━━━━━ DATASET RECORDS

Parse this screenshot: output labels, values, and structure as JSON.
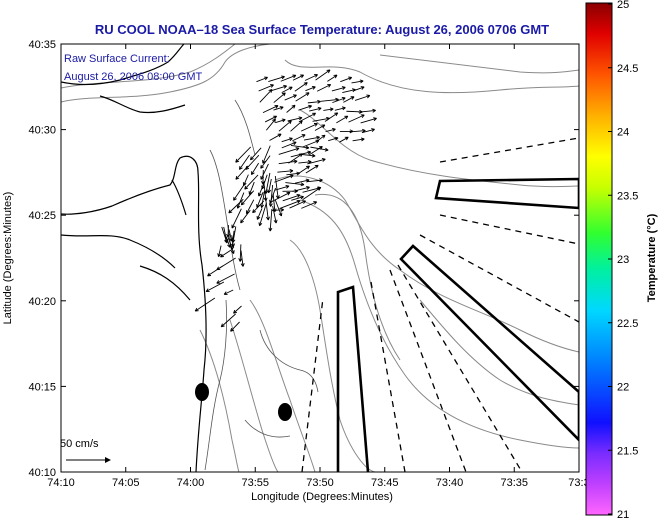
{
  "title": "RU COOL  NOAA–18  Sea Surface Temperature:  August 26, 2006 0706 GMT",
  "annotation": {
    "line1": "Raw Surface Current:",
    "line2": "August 26, 2006 08:00 GMT"
  },
  "scale": {
    "label": "50 cm/s"
  },
  "axes": {
    "xlabel": "Longitude (Degrees:Minutes)",
    "ylabel": "Latitude (Degrees:Minutes)",
    "xticks": [
      "74:10",
      "74:05",
      "74:00",
      "73:55",
      "73:50",
      "73:45",
      "73:40",
      "73:35",
      "73:3"
    ],
    "yticks": [
      "40:35",
      "40:30",
      "40:25",
      "40:20",
      "40:15",
      "40:10"
    ]
  },
  "colorbar": {
    "label": "Temperature (°C)",
    "ticks": [
      "25",
      "24.5",
      "24",
      "23.5",
      "23",
      "22.5",
      "22",
      "21.5",
      "21"
    ],
    "min": 21,
    "max": 25
  },
  "colors": {
    "title": "#1a1aa6",
    "contour": "#8a8a8a",
    "coast": "#000000"
  }
}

━━━━━━━━━━

— TASK DESCRIPTION —
Output every entry verbatim. Pictures do not belong in the copy.

— TASK SOLUTION —
Parse this screenshot: output labels, values, and structure as JSON.
{
  "title": "RU COOL  NOAA–18  Sea Surface Temperature:  August 26, 2006 0706 GMT",
  "annotation": {
    "line1": "Raw Surface Current:",
    "line2": "August 26, 2006 08:00 GMT"
  },
  "scale": {
    "label": "50 cm/s"
  },
  "axes": {
    "xlabel": "Longitude (Degrees:Minutes)",
    "ylabel": "Latitude (Degrees:Minutes)",
    "xticks": [
      "74:10",
      "74:05",
      "74:00",
      "73:55",
      "73:50",
      "73:45",
      "73:40",
      "73:35",
      "73:3"
    ],
    "yticks": [
      "40:35",
      "40:30",
      "40:25",
      "40:20",
      "40:15",
      "40:10"
    ]
  },
  "colorbar": {
    "label": "Temperature (°C)",
    "ticks": [
      "25",
      "24.5",
      "24",
      "23.5",
      "23",
      "22.5",
      "22",
      "21.5",
      "21"
    ],
    "min": 21,
    "max": 25
  },
  "colors": {
    "title": "#1a1aa6",
    "contour": "#8a8a8a",
    "coast": "#000000"
  }
}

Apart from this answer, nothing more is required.